- Como resolver
Segundo o texto de referência, em quantas categorias de peso são divididos os praticantes de boxe?

- Texto de referência

========================================

Assim, a massa corporal é outra ‘construção social’ que também tem sido usada como instrumento de discriminação em inúmeras circunstâncias. Por exemplo, o plano de vacinação Covid-19 do SNS estabelece dar prioridade na segunda fase de vacinação a pessoas com mais de 50 anos e com obesidade (IMC>35 kg/m2). Outro exemplo são as nada menos que 18 categorias de peso em que são divididos os praticantes de boxe, desde os ‘peso palha’ aos ‘pesos pesados’. Se o peso, tal como o género, é uma ‘construção social’ sem substrato biológico, estas categorizações do SNS e da AMB (Associação Mundial de Boxe) mais não são que estruturas arbitrárias que servem de instrumento de exclusão e opressão.

Será legitimo o SNS recusar, durante o segundo trimestre deste ano, vacinar um sexagenário de 1,8 m de altura e 58 kg de peso (IMC fisiológico de 8) que se identifique como uma pessoa obesa com IMC (psicológico) de 52? E será legitimo a AMB recusar que um matulão de 1,9 m com 120 kg (peso físico) que se autoidentifique como um magricelas de 49 kg (peso autoidentitário) de se inscrever num torneio de pesos palha?

Se, por qualquer razão, a resposta for sim, que é legitimo, então não será também legitimo rejeitar que um homem biológico que se identifique como mulher se possa inscrever em competições desportivas femininas? Ou que possa candidatar-se através da quota feminina a cargos de decisão, públicos ou empresariais?

Se se permite que um homem biológico, que se diz mulher, concorra em provas femininas, porque não permitir um matulão de 120 kg que se autoidentifica como tendo 49 kg de participar num combate de pesos palha? Ou, levando o argumento à sua conclusão, como justificar a existência de competições e equipas femininas, se as diferenças entre géneros são apenas uma ‘construção social’? Ou, quando qualquer um que se diz ser mulher pode participar em provas femininas independentemente da sua constituição biológica? Não será mais simples por de lado essas distinções baseadas em ‘construções sociais’ vetustas e injustas e ter apenas competições ‘unissexo’? E, também, abolir a ‘lei da paridade’ se pessoas transgénero se poderem candidatar a quotas femininas?

========================================

- Excertos do material

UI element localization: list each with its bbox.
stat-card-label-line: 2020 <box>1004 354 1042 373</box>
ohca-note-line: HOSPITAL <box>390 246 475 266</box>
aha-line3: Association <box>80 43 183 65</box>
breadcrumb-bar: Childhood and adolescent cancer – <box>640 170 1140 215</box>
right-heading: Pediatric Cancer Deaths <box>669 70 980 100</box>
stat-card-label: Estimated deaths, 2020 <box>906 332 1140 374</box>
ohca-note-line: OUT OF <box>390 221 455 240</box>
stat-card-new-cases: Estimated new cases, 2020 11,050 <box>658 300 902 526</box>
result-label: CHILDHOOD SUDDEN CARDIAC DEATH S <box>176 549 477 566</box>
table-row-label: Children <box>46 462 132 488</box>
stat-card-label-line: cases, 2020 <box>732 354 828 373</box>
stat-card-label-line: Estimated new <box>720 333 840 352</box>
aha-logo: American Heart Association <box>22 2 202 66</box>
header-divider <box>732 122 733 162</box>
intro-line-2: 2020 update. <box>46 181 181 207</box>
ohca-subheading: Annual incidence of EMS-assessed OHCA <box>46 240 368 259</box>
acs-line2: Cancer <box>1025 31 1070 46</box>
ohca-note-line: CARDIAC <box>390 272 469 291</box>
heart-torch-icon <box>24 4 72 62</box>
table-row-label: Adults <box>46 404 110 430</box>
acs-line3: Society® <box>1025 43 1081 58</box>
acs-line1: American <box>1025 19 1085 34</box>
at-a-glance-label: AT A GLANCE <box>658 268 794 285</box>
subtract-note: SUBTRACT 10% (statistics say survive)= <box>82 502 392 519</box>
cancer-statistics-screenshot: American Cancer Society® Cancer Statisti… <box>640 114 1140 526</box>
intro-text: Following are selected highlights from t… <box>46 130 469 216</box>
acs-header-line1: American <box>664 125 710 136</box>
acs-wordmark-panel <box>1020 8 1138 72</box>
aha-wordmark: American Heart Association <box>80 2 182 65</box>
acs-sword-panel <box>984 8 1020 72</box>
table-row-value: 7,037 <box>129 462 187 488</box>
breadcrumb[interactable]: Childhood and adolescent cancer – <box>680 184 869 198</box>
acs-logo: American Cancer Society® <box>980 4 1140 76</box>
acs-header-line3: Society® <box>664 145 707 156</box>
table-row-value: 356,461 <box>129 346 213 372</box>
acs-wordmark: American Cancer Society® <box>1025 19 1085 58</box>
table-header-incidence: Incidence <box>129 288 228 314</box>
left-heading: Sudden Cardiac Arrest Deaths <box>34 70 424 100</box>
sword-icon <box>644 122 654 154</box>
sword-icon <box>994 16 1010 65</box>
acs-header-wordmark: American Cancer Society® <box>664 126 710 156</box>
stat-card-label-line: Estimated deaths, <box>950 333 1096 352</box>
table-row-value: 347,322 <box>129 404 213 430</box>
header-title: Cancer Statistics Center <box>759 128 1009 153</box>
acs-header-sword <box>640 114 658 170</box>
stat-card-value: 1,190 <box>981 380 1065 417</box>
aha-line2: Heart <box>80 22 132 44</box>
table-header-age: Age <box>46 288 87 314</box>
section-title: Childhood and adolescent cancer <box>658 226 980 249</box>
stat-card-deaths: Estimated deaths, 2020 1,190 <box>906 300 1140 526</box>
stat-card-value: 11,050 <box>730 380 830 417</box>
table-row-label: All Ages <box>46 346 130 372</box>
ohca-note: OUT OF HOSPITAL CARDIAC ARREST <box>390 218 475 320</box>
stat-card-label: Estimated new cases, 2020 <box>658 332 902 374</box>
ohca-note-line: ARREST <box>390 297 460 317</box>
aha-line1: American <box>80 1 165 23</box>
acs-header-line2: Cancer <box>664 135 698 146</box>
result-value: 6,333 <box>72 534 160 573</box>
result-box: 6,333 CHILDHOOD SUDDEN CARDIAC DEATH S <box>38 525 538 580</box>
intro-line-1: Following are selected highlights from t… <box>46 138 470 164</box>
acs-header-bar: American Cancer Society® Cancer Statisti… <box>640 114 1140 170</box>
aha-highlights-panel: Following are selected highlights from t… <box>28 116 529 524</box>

========================================

- Solução do exercício
Em 18 categorias, desde os "peso palha" aos "pesos pesados".